_EXCERPT PROVIDED_.
Spending just 4 hours with some great friends, and some of them I consider family, once again, has allowed my mind a clearer path. I am very hard on myself in everything I do, and am. I am critical of my own flaws, never have felt "good enough," for so many of my greatest wishes, desires, or even wants. I have enough flaws I could fill a notebook! However, somethings I realized in the last few days, has been yet another turning point in my journey. Sure I have plenty of flaws, but I have some good qualities that can, at least help weigh out some of the flaws. I'm not an overly judgmental person, and I do tend to look for other areas to explain choices that are made. I look beyond old hurts to try to find answers for decisions that were made, and I don't ever hate any one. I am my own worst critic, without a doubt! I have allowed others to manipulate me, make decisions for me, and use guilt trips to push me where they want me. I have never set very many boundaries with anyone. Sure, the people that have known me most of my life, know how head-strong, determined and stubborn I can be. However, if someone says they need me, it's difficult for me to tell someone "No." I don't ever want anyone to have to experience the hurt, loneliness or sadness that I have known. It's a character flaw. It's who I have been most of my life. I have always tried to be everything to everyone, and I end up being the one hurt in the end. It's my own fault, and I know this. I know I am willing to be the go-to person for everyone, and rarely is there anyone for me to go-to, without some kind of catch.

Most of my long time friends knew the outgoing and very vocal person I was in my younger years. What no one realizes now, is that, even though I would love to be that person again...I'm not, right now. I have become this hermit. One who is most comfortable in or around my home, one who is terrified to drive anywhere, one who feels that every flaw - both emotionally and physically is not only visible but completely repulsive to others. A person who loves to socialize but needs solitude too. All of this while still feeling that if need be, I could take on this world alone, if I had to. Talk about a myriad of emotions! Sure, I can get together with close friends and they help calm the chaos, but there are so few I trust to divulge my deepest emotions, that it's easier to just deal with them alone. I can try to explain them to my husband but he doesn't understand all of what I am trying to tell him and he has his own issues to deal with. I never want to be a burden for anyone, so I keep to myself. I have always been more sensitive than most. I have worn my heart on my sleeve more times than not, and yes it's been torn to shreds. I've listened to friends share their stories, and many of them have situations ten times worse than I do. I'm not unhappy per se, but restless.

_RECORDS_.
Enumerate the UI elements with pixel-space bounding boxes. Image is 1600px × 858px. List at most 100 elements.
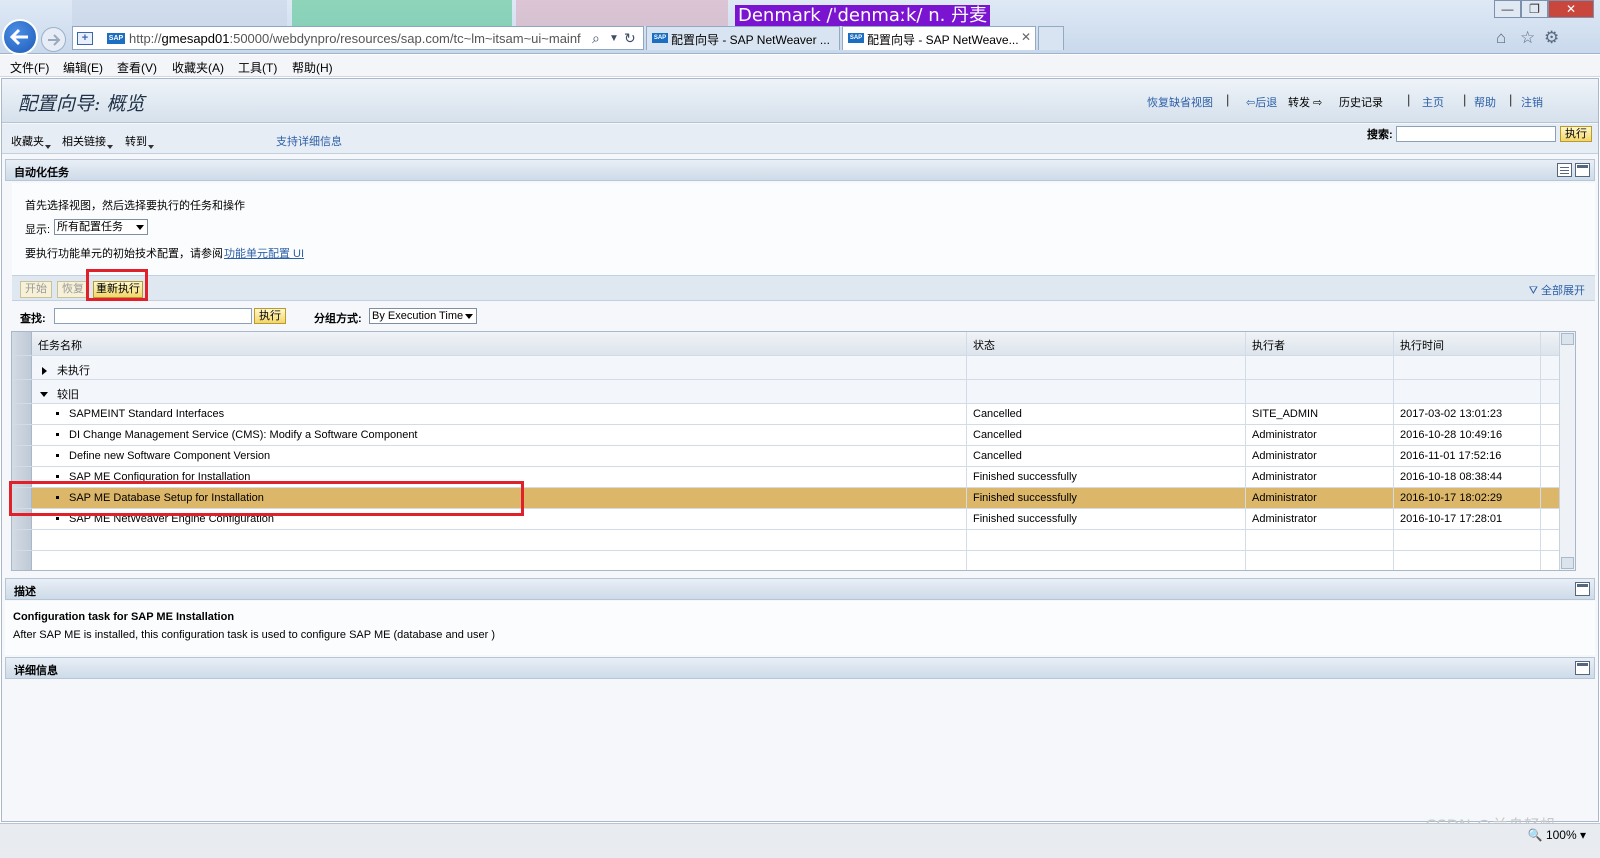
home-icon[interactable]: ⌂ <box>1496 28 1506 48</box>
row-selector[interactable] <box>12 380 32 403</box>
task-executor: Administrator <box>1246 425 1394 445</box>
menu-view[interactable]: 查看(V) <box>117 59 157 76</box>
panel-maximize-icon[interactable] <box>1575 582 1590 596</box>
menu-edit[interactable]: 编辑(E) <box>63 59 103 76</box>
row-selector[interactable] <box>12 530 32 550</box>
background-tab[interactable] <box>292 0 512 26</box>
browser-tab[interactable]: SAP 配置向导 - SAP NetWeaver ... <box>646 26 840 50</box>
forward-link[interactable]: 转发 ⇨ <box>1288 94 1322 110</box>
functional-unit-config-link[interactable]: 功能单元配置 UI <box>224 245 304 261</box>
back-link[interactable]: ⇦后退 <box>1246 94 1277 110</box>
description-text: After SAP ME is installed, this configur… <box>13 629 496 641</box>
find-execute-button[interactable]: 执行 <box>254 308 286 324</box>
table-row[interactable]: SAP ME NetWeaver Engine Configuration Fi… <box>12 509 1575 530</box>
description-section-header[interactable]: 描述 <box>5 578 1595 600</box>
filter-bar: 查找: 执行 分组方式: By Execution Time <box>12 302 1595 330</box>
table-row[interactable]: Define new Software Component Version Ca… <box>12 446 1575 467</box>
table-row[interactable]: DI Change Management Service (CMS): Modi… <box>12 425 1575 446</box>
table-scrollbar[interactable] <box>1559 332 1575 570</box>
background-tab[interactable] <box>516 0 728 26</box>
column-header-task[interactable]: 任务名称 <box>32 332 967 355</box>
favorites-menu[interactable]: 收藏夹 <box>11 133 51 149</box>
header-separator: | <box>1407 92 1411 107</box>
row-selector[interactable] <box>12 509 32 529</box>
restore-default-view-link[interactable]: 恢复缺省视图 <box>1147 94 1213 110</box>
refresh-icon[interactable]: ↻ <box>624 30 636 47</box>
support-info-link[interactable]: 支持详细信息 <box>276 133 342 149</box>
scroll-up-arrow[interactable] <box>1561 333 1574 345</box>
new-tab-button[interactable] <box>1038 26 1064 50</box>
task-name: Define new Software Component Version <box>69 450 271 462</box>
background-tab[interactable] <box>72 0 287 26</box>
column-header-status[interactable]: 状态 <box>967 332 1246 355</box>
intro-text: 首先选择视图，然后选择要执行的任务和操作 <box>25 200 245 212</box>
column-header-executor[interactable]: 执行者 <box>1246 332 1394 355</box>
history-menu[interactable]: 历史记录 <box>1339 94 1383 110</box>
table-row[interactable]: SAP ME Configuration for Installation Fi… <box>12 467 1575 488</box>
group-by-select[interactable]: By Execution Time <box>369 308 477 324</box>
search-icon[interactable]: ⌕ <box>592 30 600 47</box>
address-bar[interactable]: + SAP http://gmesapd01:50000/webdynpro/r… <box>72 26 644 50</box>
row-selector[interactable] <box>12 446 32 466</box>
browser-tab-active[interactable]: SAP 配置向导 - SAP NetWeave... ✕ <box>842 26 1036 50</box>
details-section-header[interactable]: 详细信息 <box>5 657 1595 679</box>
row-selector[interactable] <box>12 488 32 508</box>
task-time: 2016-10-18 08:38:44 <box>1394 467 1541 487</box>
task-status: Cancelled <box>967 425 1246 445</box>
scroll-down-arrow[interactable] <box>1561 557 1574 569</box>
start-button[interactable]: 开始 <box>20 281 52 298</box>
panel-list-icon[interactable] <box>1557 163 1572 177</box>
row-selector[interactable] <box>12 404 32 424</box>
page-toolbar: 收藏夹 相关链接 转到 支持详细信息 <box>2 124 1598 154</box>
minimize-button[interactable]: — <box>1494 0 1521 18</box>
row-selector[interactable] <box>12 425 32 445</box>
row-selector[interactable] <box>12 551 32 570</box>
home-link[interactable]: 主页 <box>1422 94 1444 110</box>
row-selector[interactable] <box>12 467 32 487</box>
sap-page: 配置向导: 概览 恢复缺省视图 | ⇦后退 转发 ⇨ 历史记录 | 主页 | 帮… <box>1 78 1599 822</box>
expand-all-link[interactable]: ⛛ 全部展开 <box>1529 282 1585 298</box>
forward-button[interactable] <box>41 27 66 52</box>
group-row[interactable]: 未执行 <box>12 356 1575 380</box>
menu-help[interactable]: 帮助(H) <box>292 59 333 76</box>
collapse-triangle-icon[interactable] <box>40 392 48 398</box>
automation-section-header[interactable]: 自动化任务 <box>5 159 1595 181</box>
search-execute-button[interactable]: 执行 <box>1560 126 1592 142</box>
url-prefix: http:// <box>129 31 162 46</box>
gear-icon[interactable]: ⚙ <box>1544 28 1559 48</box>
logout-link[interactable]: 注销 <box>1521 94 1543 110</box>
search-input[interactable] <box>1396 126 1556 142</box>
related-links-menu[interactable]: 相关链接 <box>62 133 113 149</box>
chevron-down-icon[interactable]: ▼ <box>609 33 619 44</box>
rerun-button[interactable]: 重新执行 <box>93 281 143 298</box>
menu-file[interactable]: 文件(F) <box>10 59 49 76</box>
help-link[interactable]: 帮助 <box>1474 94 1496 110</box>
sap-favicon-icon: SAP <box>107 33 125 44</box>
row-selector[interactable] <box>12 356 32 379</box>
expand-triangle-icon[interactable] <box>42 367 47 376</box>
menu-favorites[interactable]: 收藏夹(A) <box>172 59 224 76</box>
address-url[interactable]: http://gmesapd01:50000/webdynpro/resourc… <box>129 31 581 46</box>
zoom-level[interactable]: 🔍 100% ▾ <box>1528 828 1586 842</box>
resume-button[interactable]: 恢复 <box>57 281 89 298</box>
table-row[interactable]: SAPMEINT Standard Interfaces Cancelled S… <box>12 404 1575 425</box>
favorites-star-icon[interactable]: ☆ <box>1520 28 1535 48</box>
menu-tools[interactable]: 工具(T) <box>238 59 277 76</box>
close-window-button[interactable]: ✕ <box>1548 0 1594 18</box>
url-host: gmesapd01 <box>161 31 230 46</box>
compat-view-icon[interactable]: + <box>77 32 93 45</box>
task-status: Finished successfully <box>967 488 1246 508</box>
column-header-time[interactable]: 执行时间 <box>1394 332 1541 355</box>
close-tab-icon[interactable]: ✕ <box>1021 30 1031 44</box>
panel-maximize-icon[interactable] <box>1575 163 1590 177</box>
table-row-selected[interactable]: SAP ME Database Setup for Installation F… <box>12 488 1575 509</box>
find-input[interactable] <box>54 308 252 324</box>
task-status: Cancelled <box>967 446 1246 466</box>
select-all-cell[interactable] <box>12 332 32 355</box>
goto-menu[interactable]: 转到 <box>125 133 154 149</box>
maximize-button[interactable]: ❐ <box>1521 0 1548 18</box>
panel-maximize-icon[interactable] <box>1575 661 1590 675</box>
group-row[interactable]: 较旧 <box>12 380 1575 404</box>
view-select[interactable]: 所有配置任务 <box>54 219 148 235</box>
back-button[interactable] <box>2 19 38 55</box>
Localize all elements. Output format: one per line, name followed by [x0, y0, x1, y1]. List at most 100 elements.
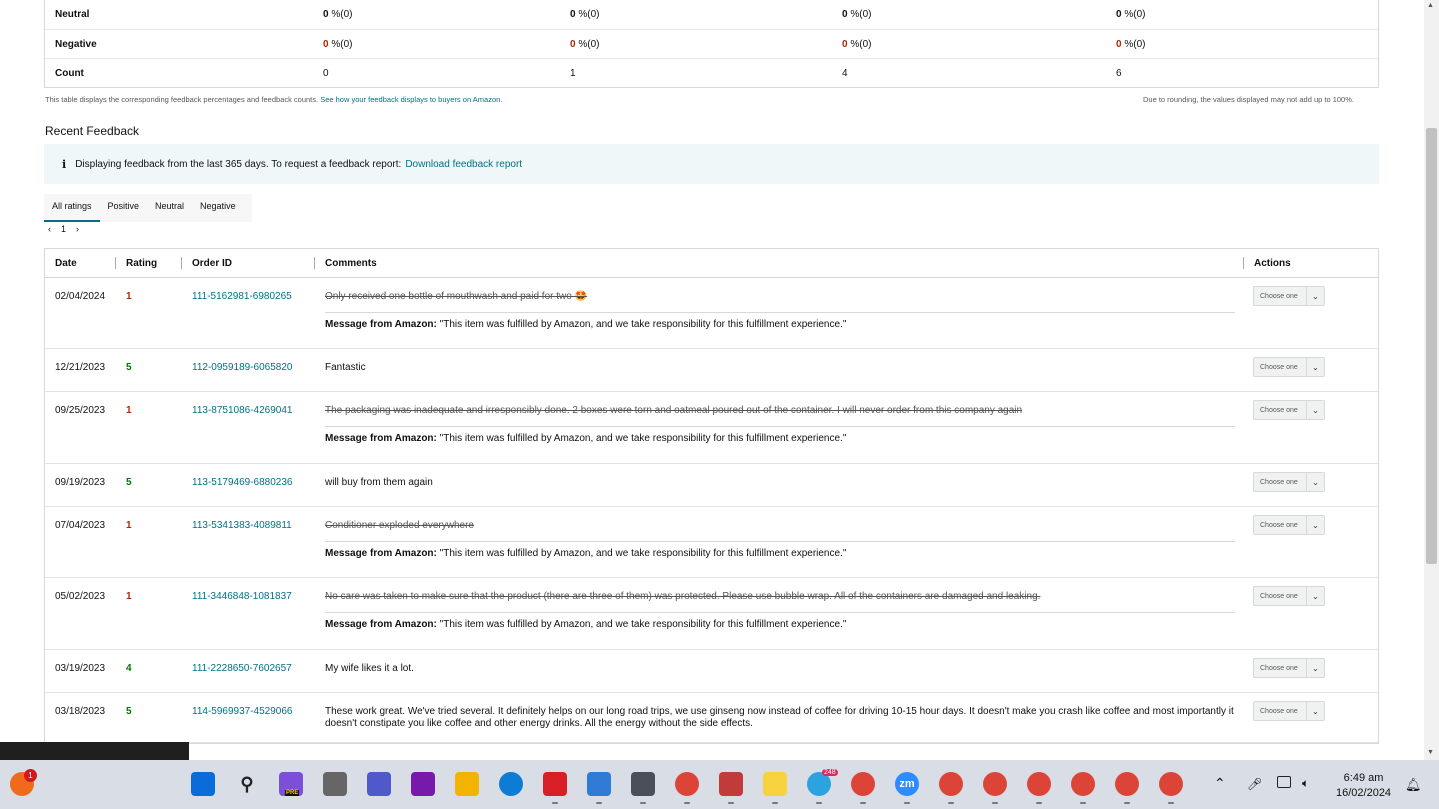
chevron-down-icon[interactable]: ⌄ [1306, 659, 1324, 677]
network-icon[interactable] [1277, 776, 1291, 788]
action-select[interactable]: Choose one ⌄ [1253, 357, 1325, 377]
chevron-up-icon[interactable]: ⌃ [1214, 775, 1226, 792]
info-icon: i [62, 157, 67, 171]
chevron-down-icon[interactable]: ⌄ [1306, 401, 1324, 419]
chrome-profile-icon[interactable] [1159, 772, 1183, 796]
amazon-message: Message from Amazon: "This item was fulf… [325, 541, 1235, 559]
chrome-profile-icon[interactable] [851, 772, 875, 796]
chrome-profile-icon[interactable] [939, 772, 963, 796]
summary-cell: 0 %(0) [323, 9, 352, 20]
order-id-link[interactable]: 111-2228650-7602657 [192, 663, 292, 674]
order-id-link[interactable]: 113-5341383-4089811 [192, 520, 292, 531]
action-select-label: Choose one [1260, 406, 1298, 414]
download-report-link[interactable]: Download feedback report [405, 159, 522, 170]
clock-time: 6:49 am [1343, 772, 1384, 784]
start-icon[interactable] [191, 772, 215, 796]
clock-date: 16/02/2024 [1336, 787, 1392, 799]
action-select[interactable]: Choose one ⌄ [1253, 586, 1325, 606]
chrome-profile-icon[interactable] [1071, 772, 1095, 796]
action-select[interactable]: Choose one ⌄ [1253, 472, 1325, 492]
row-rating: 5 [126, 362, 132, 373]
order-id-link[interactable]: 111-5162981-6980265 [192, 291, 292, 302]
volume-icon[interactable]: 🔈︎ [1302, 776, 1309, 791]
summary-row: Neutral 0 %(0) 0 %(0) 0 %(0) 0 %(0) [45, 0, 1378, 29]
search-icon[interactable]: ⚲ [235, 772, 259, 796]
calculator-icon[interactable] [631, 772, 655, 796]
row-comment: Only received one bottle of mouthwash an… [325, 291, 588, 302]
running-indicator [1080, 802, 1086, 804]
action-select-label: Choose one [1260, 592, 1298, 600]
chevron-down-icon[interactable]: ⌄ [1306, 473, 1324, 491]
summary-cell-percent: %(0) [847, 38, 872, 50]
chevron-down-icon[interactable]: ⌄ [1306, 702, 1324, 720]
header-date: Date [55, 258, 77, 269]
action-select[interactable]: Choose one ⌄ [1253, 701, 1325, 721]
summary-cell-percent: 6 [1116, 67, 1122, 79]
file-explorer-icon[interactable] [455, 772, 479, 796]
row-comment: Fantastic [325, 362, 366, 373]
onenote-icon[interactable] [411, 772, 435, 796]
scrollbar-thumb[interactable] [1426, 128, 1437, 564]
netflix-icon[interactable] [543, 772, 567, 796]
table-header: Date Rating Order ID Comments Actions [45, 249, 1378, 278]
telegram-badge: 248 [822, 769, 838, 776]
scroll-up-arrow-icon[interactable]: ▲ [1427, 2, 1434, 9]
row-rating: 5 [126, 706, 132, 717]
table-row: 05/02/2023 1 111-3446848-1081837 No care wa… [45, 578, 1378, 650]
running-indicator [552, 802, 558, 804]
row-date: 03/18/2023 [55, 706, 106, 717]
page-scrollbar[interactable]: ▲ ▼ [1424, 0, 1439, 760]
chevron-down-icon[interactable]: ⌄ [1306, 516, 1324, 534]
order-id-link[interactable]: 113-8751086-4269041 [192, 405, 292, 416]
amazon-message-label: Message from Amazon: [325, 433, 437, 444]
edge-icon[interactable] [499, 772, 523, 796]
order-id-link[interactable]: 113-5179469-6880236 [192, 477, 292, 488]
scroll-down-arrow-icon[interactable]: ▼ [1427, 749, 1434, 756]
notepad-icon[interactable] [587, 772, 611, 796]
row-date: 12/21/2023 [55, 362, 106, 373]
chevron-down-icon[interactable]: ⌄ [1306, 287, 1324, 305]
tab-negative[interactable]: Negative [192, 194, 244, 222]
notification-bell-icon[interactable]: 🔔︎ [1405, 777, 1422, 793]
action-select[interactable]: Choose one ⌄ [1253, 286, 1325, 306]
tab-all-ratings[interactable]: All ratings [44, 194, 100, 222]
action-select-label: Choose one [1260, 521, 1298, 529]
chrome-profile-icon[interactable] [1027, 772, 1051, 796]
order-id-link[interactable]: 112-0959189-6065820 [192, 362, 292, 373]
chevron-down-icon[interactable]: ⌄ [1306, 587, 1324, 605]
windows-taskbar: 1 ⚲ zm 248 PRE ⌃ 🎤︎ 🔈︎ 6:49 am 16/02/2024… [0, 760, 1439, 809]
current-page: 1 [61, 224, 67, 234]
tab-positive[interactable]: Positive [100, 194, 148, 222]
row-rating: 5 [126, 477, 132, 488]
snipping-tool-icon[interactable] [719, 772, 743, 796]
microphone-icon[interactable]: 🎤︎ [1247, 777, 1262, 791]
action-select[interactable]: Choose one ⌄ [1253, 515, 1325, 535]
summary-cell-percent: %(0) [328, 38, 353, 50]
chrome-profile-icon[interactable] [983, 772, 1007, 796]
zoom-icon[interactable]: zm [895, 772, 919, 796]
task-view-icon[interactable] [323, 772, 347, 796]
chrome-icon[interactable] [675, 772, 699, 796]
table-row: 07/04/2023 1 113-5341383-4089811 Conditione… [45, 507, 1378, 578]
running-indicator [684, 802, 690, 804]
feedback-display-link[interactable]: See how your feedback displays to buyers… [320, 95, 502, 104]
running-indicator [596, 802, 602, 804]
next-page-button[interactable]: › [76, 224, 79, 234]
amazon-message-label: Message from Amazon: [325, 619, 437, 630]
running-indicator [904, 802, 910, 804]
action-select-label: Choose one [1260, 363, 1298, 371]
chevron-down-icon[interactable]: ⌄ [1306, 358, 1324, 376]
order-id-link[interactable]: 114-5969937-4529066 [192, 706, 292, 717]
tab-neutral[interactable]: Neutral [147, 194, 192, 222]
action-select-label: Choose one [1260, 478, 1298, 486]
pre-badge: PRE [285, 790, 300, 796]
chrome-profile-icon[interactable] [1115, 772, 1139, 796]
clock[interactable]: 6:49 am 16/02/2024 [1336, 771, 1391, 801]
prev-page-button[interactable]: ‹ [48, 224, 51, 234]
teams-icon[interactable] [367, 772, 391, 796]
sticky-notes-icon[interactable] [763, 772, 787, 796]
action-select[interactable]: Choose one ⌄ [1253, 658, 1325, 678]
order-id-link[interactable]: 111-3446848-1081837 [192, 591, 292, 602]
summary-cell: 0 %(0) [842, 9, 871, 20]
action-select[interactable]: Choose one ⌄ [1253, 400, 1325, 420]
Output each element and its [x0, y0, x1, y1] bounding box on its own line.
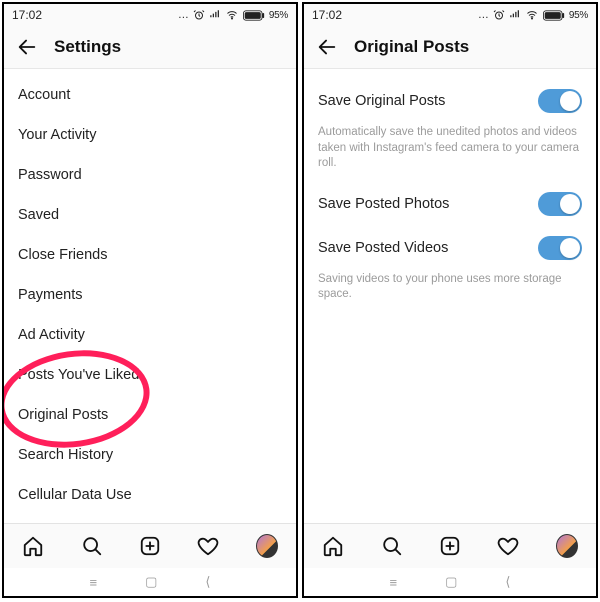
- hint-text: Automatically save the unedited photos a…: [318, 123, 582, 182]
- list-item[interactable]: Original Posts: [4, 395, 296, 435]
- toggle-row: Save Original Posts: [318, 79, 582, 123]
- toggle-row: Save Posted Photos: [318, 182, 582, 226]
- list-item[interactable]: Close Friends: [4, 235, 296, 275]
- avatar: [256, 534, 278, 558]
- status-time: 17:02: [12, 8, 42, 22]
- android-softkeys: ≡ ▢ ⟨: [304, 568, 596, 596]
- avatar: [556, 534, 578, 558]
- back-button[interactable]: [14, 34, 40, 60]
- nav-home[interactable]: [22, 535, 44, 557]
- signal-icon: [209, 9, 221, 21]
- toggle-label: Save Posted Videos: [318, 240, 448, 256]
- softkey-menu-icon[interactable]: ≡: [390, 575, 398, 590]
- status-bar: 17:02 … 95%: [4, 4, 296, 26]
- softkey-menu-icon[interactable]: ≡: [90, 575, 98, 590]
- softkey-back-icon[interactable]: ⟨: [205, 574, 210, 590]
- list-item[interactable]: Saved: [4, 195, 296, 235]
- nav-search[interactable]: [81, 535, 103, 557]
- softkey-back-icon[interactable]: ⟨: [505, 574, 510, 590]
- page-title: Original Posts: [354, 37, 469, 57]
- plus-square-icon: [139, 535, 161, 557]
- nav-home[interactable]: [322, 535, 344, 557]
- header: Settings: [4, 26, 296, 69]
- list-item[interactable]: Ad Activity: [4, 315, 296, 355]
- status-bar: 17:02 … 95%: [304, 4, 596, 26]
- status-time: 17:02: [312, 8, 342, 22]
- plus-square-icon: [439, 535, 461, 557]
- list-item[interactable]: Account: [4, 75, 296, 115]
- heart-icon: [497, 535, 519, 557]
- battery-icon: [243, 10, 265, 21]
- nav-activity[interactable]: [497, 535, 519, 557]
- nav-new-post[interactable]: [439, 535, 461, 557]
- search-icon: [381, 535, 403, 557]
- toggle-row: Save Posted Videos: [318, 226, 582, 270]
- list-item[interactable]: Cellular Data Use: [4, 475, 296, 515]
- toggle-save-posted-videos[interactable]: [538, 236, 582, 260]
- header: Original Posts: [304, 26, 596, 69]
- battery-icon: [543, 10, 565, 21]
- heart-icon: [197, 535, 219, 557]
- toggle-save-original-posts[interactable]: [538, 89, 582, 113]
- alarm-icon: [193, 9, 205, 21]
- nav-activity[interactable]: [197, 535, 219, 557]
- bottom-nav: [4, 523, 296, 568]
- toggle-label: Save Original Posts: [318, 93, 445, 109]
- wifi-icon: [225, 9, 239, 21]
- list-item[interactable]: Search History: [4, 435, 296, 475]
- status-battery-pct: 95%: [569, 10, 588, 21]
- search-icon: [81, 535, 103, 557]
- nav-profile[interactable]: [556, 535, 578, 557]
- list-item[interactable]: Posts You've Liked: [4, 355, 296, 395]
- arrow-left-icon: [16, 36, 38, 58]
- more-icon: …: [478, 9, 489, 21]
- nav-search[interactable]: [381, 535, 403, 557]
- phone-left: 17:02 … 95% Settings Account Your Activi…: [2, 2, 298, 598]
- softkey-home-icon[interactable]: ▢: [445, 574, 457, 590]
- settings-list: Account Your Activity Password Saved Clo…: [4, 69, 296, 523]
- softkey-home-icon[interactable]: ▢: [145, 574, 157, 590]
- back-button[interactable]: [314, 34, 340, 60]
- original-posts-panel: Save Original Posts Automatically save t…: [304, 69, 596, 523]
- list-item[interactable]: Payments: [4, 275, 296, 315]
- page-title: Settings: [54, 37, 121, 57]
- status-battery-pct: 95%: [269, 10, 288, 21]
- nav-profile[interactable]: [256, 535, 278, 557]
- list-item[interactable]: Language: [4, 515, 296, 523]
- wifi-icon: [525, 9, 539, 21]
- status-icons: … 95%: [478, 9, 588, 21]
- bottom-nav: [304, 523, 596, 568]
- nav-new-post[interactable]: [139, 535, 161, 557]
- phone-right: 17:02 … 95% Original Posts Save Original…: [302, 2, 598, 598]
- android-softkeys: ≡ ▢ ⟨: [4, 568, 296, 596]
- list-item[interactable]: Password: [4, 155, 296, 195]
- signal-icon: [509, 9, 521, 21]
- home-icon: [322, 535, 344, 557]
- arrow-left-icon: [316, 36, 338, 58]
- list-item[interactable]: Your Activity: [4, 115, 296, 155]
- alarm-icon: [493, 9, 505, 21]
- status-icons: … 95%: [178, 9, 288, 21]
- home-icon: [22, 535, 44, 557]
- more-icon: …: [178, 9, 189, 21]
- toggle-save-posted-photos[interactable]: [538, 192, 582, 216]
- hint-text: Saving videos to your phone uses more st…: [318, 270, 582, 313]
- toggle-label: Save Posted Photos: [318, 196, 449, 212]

_INSTRUCTION_. Please continue the personal essay about being hard on oneself, picking up right after its last sentence.

_TASK ANSWER_.
I have a free spirit trapped in responsibility driven mind, and a gypsy soul. I have a need to control the life around me, to avoid any hitches, to avoid being hurt, and to avoid being blind sided. I take my responsibilities very serious, but need to remember that life is more than just busting ass and paying bills. I am a worrier. I don't handle not having answers, or not being able to fix a problem, if it should come up unexpectedly. I need measured stimulation, until I can dig out of being the hermit I have become. Do I like being at home all day everyday? Not on your life! I need to be out doing things, but that comes after taking care of responsibilities. After the responsibilities, and the emotional drain of day after day slipping by, and still being a hermit; I am too drained to make the changes I know need to be made. It has become a mundane existence, and there is more to life...I know, I have experienced so much more! I spent 15 minutes in a mall this weekend, it was the most out of character thing I have done in forever...and guess what? IT WAS FUN! I didn't spend a dime, and many of the stores were closing but I don't go to malls! I hate shopping. However, taking the short amount of time, to just sight see was amazing. I felt more alive than I had in years. Being in the rush of bigger towns, although a bit mind boggling, brought life back to me. Sure, it was frustrating having to locate places and not remembering how to get around, but it was still a rush of excitement.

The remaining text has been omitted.